▸ **INPUT**
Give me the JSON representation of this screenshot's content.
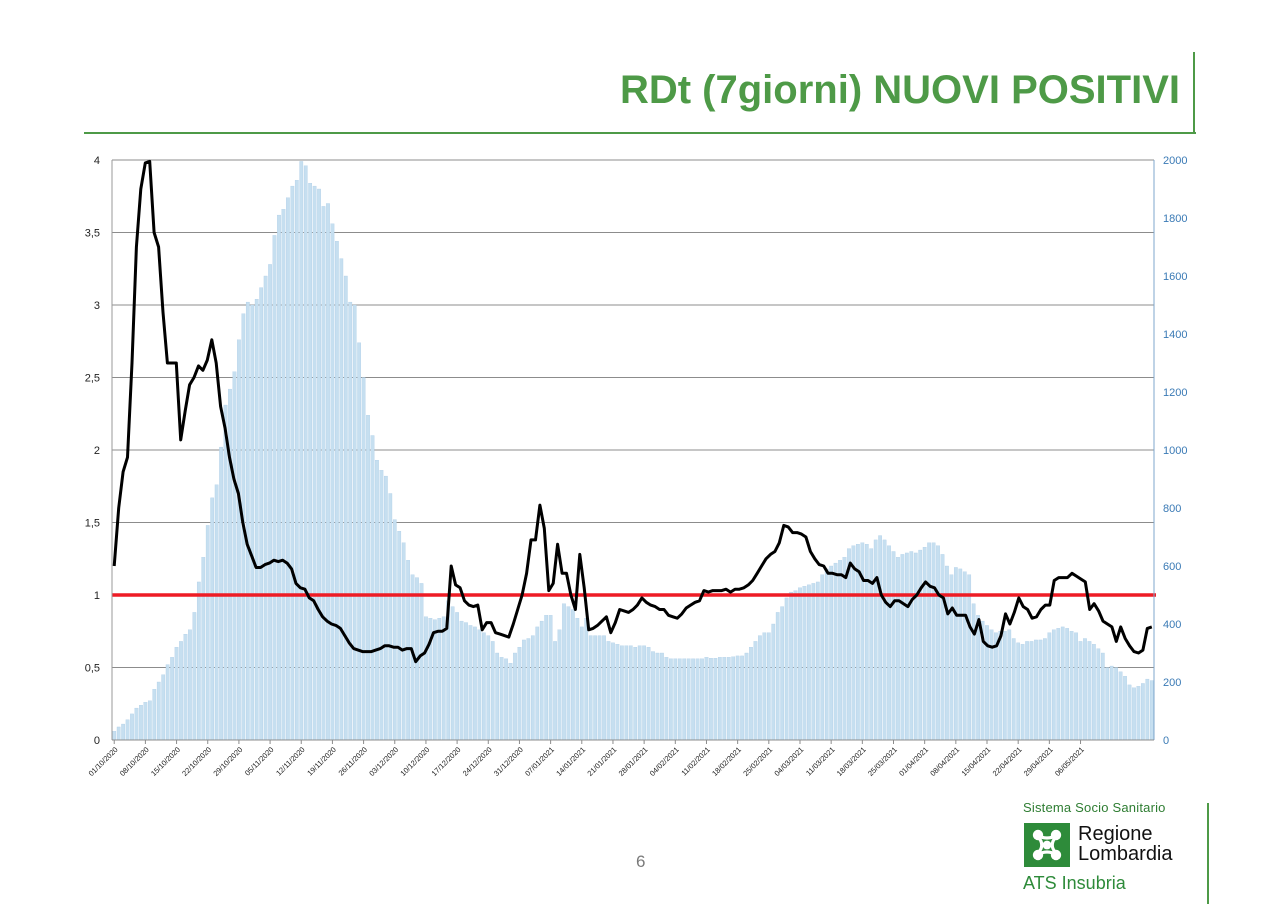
{
  "page": {
    "title": "RDt (7giorni) NUOVI POSITIVI",
    "page_number": "6",
    "accent_color": "#4e9a47",
    "logo": {
      "system_label": "Sistema Socio Sanitario",
      "name_line1": "Regione",
      "name_line2": "Lombardia",
      "ats_label": "ATS Insubria",
      "icon": "regione-lombardia-rosa-camuna-icon"
    }
  },
  "chart_data": {
    "type": "bar+line",
    "title": "",
    "xlabel": "",
    "ylabel_left": "",
    "ylabel_right": "",
    "grid": true,
    "legend": "none",
    "y_left": {
      "min": 0,
      "max": 4,
      "ticks": [
        "0",
        "0,5",
        "1",
        "1,5",
        "2",
        "2,5",
        "3",
        "3,5",
        "4"
      ]
    },
    "y_right": {
      "min": 0,
      "max": 2000,
      "ticks": [
        "0",
        "200",
        "400",
        "600",
        "800",
        "1000",
        "1200",
        "1400",
        "1600",
        "1800",
        "2000"
      ]
    },
    "x_tick_labels": [
      "01/10/2020",
      "08/10/2020",
      "15/10/2020",
      "22/10/2020",
      "29/10/2020",
      "05/11/2020",
      "12/11/2020",
      "19/11/2020",
      "26/11/2020",
      "03/12/2020",
      "10/12/2020",
      "17/12/2020",
      "24/12/2020",
      "31/12/2020",
      "07/01/2021",
      "14/01/2021",
      "21/01/2021",
      "28/01/2021",
      "04/02/2021",
      "11/02/2021",
      "18/02/2021",
      "25/02/2021",
      "04/03/2021",
      "11/03/2021",
      "18/03/2021",
      "25/03/2021",
      "01/04/2021",
      "08/04/2021",
      "15/04/2021",
      "22/04/2021",
      "29/04/2021",
      "06/05/2021"
    ],
    "threshold": {
      "value": 1,
      "color": "#ee1c25"
    },
    "bars": {
      "axis": "right",
      "color": "#c6dff0",
      "values": [
        30,
        45,
        55,
        70,
        90,
        110,
        120,
        130,
        135,
        175,
        200,
        225,
        260,
        285,
        320,
        340,
        365,
        380,
        440,
        545,
        630,
        740,
        835,
        880,
        1010,
        1155,
        1210,
        1270,
        1380,
        1470,
        1510,
        1500,
        1520,
        1560,
        1600,
        1640,
        1740,
        1810,
        1830,
        1870,
        1910,
        1930,
        1995,
        1980,
        1920,
        1910,
        1900,
        1840,
        1850,
        1780,
        1720,
        1660,
        1600,
        1510,
        1500,
        1370,
        1250,
        1120,
        1050,
        965,
        930,
        910,
        850,
        760,
        720,
        680,
        620,
        570,
        560,
        540,
        425,
        420,
        415,
        420,
        425,
        480,
        460,
        440,
        410,
        405,
        395,
        390,
        380,
        370,
        360,
        340,
        300,
        285,
        280,
        265,
        300,
        320,
        345,
        350,
        360,
        390,
        410,
        430,
        430,
        340,
        380,
        470,
        460,
        450,
        420,
        390,
        420,
        360,
        360,
        360,
        360,
        340,
        335,
        330,
        325,
        325,
        325,
        320,
        325,
        325,
        320,
        305,
        300,
        300,
        285,
        280,
        280,
        280,
        280,
        280,
        280,
        280,
        280,
        285,
        282,
        282,
        285,
        285,
        285,
        287,
        290,
        290,
        300,
        320,
        340,
        360,
        370,
        370,
        400,
        440,
        460,
        490,
        510,
        515,
        525,
        530,
        535,
        540,
        545,
        570,
        590,
        600,
        610,
        620,
        630,
        660,
        670,
        675,
        680,
        675,
        660,
        690,
        705,
        690,
        670,
        650,
        630,
        640,
        645,
        650,
        645,
        655,
        665,
        680,
        680,
        670,
        640,
        600,
        570,
        595,
        590,
        580,
        570,
        470,
        430,
        410,
        395,
        380,
        370,
        375,
        375,
        380,
        350,
        335,
        330,
        340,
        340,
        345,
        345,
        350,
        370,
        380,
        385,
        390,
        385,
        375,
        370,
        340,
        350,
        340,
        330,
        315,
        300,
        250,
        255,
        250,
        235,
        220,
        190,
        180,
        185,
        195,
        210,
        205
      ]
    },
    "line": {
      "axis": "left",
      "color": "#000000",
      "values": [
        1.2,
        1.6,
        1.85,
        1.95,
        2.6,
        3.4,
        3.8,
        3.98,
        3.99,
        3.5,
        3.4,
        2.95,
        2.6,
        2.6,
        2.6,
        2.07,
        2.27,
        2.45,
        2.5,
        2.58,
        2.55,
        2.62,
        2.76,
        2.6,
        2.3,
        2.15,
        1.95,
        1.8,
        1.7,
        1.5,
        1.35,
        1.27,
        1.19,
        1.19,
        1.21,
        1.22,
        1.24,
        1.23,
        1.24,
        1.22,
        1.18,
        1.08,
        1.05,
        1.04,
        0.98,
        0.96,
        0.9,
        0.85,
        0.82,
        0.8,
        0.79,
        0.77,
        0.72,
        0.67,
        0.63,
        0.62,
        0.61,
        0.61,
        0.61,
        0.62,
        0.63,
        0.65,
        0.65,
        0.64,
        0.64,
        0.62,
        0.63,
        0.63,
        0.54,
        0.58,
        0.6,
        0.66,
        0.74,
        0.75,
        0.75,
        0.77,
        1.2,
        1.07,
        1.05,
        0.96,
        0.93,
        0.92,
        0.93,
        0.76,
        0.81,
        0.81,
        0.74,
        0.73,
        0.72,
        0.71,
        0.8,
        0.9,
        1.0,
        1.15,
        1.38,
        1.38,
        1.62,
        1.46,
        1.03,
        1.08,
        1.35,
        1.15,
        1.15,
        1.0,
        0.9,
        1.28,
        1.05,
        0.76,
        0.77,
        0.79,
        0.82,
        0.85,
        0.74,
        0.81,
        0.9,
        0.89,
        0.88,
        0.9,
        0.93,
        0.98,
        0.95,
        0.93,
        0.92,
        0.9,
        0.9,
        0.86,
        0.85,
        0.84,
        0.87,
        0.91,
        0.93,
        0.95,
        0.96,
        1.03,
        1.02,
        1.03,
        1.03,
        1.03,
        1.04,
        1.02,
        1.04,
        1.04,
        1.05,
        1.07,
        1.1,
        1.15,
        1.2,
        1.25,
        1.28,
        1.3,
        1.36,
        1.48,
        1.47,
        1.43,
        1.43,
        1.42,
        1.4,
        1.3,
        1.25,
        1.21,
        1.2,
        1.15,
        1.15,
        1.14,
        1.14,
        1.12,
        1.22,
        1.18,
        1.16,
        1.1,
        1.1,
        1.08,
        1.12,
        1.0,
        0.95,
        0.92,
        0.96,
        0.96,
        0.94,
        0.92,
        0.97,
        1.0,
        1.05,
        1.09,
        1.06,
        1.05,
        1.0,
        0.98,
        0.87,
        0.91,
        0.86,
        0.86,
        0.86,
        0.78,
        0.73,
        0.83,
        0.68,
        0.65,
        0.64,
        0.65,
        0.72,
        0.87,
        0.8,
        0.88,
        0.98,
        0.92,
        0.9,
        0.84,
        0.85,
        0.9,
        0.93,
        0.93,
        1.1,
        1.12,
        1.12,
        1.12,
        1.15,
        1.13,
        1.11,
        1.09,
        0.9,
        0.94,
        0.89,
        0.82,
        0.8,
        0.78,
        0.68,
        0.78,
        0.7,
        0.65,
        0.61,
        0.6,
        0.62,
        0.77,
        0.78
      ]
    }
  }
}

▸ **TASK OBJECTIVE**
Return all of the entries exactly as written, but drop any pictures they hold.

▸ **SOLUTION**
Give me the JSON representation of this screenshot's content.
{
  "page": {
    "title": "RDt (7giorni) NUOVI POSITIVI",
    "page_number": "6",
    "accent_color": "#4e9a47",
    "logo": {
      "system_label": "Sistema Socio Sanitario",
      "name_line1": "Regione",
      "name_line2": "Lombardia",
      "ats_label": "ATS Insubria",
      "icon": "regione-lombardia-rosa-camuna-icon"
    }
  },
  "chart_data": {
    "type": "bar+line",
    "title": "",
    "xlabel": "",
    "ylabel_left": "",
    "ylabel_right": "",
    "grid": true,
    "legend": "none",
    "y_left": {
      "min": 0,
      "max": 4,
      "ticks": [
        "0",
        "0,5",
        "1",
        "1,5",
        "2",
        "2,5",
        "3",
        "3,5",
        "4"
      ]
    },
    "y_right": {
      "min": 0,
      "max": 2000,
      "ticks": [
        "0",
        "200",
        "400",
        "600",
        "800",
        "1000",
        "1200",
        "1400",
        "1600",
        "1800",
        "2000"
      ]
    },
    "x_tick_labels": [
      "01/10/2020",
      "08/10/2020",
      "15/10/2020",
      "22/10/2020",
      "29/10/2020",
      "05/11/2020",
      "12/11/2020",
      "19/11/2020",
      "26/11/2020",
      "03/12/2020",
      "10/12/2020",
      "17/12/2020",
      "24/12/2020",
      "31/12/2020",
      "07/01/2021",
      "14/01/2021",
      "21/01/2021",
      "28/01/2021",
      "04/02/2021",
      "11/02/2021",
      "18/02/2021",
      "25/02/2021",
      "04/03/2021",
      "11/03/2021",
      "18/03/2021",
      "25/03/2021",
      "01/04/2021",
      "08/04/2021",
      "15/04/2021",
      "22/04/2021",
      "29/04/2021",
      "06/05/2021"
    ],
    "threshold": {
      "value": 1,
      "color": "#ee1c25"
    },
    "bars": {
      "axis": "right",
      "color": "#c6dff0",
      "values": [
        30,
        45,
        55,
        70,
        90,
        110,
        120,
        130,
        135,
        175,
        200,
        225,
        260,
        285,
        320,
        340,
        365,
        380,
        440,
        545,
        630,
        740,
        835,
        880,
        1010,
        1155,
        1210,
        1270,
        1380,
        1470,
        1510,
        1500,
        1520,
        1560,
        1600,
        1640,
        1740,
        1810,
        1830,
        1870,
        1910,
        1930,
        1995,
        1980,
        1920,
        1910,
        1900,
        1840,
        1850,
        1780,
        1720,
        1660,
        1600,
        1510,
        1500,
        1370,
        1250,
        1120,
        1050,
        965,
        930,
        910,
        850,
        760,
        720,
        680,
        620,
        570,
        560,
        540,
        425,
        420,
        415,
        420,
        425,
        480,
        460,
        440,
        410,
        405,
        395,
        390,
        380,
        370,
        360,
        340,
        300,
        285,
        280,
        265,
        300,
        320,
        345,
        350,
        360,
        390,
        410,
        430,
        430,
        340,
        380,
        470,
        460,
        450,
        420,
        390,
        420,
        360,
        360,
        360,
        360,
        340,
        335,
        330,
        325,
        325,
        325,
        320,
        325,
        325,
        320,
        305,
        300,
        300,
        285,
        280,
        280,
        280,
        280,
        280,
        280,
        280,
        280,
        285,
        282,
        282,
        285,
        285,
        285,
        287,
        290,
        290,
        300,
        320,
        340,
        360,
        370,
        370,
        400,
        440,
        460,
        490,
        510,
        515,
        525,
        530,
        535,
        540,
        545,
        570,
        590,
        600,
        610,
        620,
        630,
        660,
        670,
        675,
        680,
        675,
        660,
        690,
        705,
        690,
        670,
        650,
        630,
        640,
        645,
        650,
        645,
        655,
        665,
        680,
        680,
        670,
        640,
        600,
        570,
        595,
        590,
        580,
        570,
        470,
        430,
        410,
        395,
        380,
        370,
        375,
        375,
        380,
        350,
        335,
        330,
        340,
        340,
        345,
        345,
        350,
        370,
        380,
        385,
        390,
        385,
        375,
        370,
        340,
        350,
        340,
        330,
        315,
        300,
        250,
        255,
        250,
        235,
        220,
        190,
        180,
        185,
        195,
        210,
        205
      ]
    },
    "line": {
      "axis": "left",
      "color": "#000000",
      "values": [
        1.2,
        1.6,
        1.85,
        1.95,
        2.6,
        3.4,
        3.8,
        3.98,
        3.99,
        3.5,
        3.4,
        2.95,
        2.6,
        2.6,
        2.6,
        2.07,
        2.27,
        2.45,
        2.5,
        2.58,
        2.55,
        2.62,
        2.76,
        2.6,
        2.3,
        2.15,
        1.95,
        1.8,
        1.7,
        1.5,
        1.35,
        1.27,
        1.19,
        1.19,
        1.21,
        1.22,
        1.24,
        1.23,
        1.24,
        1.22,
        1.18,
        1.08,
        1.05,
        1.04,
        0.98,
        0.96,
        0.9,
        0.85,
        0.82,
        0.8,
        0.79,
        0.77,
        0.72,
        0.67,
        0.63,
        0.62,
        0.61,
        0.61,
        0.61,
        0.62,
        0.63,
        0.65,
        0.65,
        0.64,
        0.64,
        0.62,
        0.63,
        0.63,
        0.54,
        0.58,
        0.6,
        0.66,
        0.74,
        0.75,
        0.75,
        0.77,
        1.2,
        1.07,
        1.05,
        0.96,
        0.93,
        0.92,
        0.93,
        0.76,
        0.81,
        0.81,
        0.74,
        0.73,
        0.72,
        0.71,
        0.8,
        0.9,
        1.0,
        1.15,
        1.38,
        1.38,
        1.62,
        1.46,
        1.03,
        1.08,
        1.35,
        1.15,
        1.15,
        1.0,
        0.9,
        1.28,
        1.05,
        0.76,
        0.77,
        0.79,
        0.82,
        0.85,
        0.74,
        0.81,
        0.9,
        0.89,
        0.88,
        0.9,
        0.93,
        0.98,
        0.95,
        0.93,
        0.92,
        0.9,
        0.9,
        0.86,
        0.85,
        0.84,
        0.87,
        0.91,
        0.93,
        0.95,
        0.96,
        1.03,
        1.02,
        1.03,
        1.03,
        1.03,
        1.04,
        1.02,
        1.04,
        1.04,
        1.05,
        1.07,
        1.1,
        1.15,
        1.2,
        1.25,
        1.28,
        1.3,
        1.36,
        1.48,
        1.47,
        1.43,
        1.43,
        1.42,
        1.4,
        1.3,
        1.25,
        1.21,
        1.2,
        1.15,
        1.15,
        1.14,
        1.14,
        1.12,
        1.22,
        1.18,
        1.16,
        1.1,
        1.1,
        1.08,
        1.12,
        1.0,
        0.95,
        0.92,
        0.96,
        0.96,
        0.94,
        0.92,
        0.97,
        1.0,
        1.05,
        1.09,
        1.06,
        1.05,
        1.0,
        0.98,
        0.87,
        0.91,
        0.86,
        0.86,
        0.86,
        0.78,
        0.73,
        0.83,
        0.68,
        0.65,
        0.64,
        0.65,
        0.72,
        0.87,
        0.8,
        0.88,
        0.98,
        0.92,
        0.9,
        0.84,
        0.85,
        0.9,
        0.93,
        0.93,
        1.1,
        1.12,
        1.12,
        1.12,
        1.15,
        1.13,
        1.11,
        1.09,
        0.9,
        0.94,
        0.89,
        0.82,
        0.8,
        0.78,
        0.68,
        0.78,
        0.7,
        0.65,
        0.61,
        0.6,
        0.62,
        0.77,
        0.78
      ]
    }
  }
}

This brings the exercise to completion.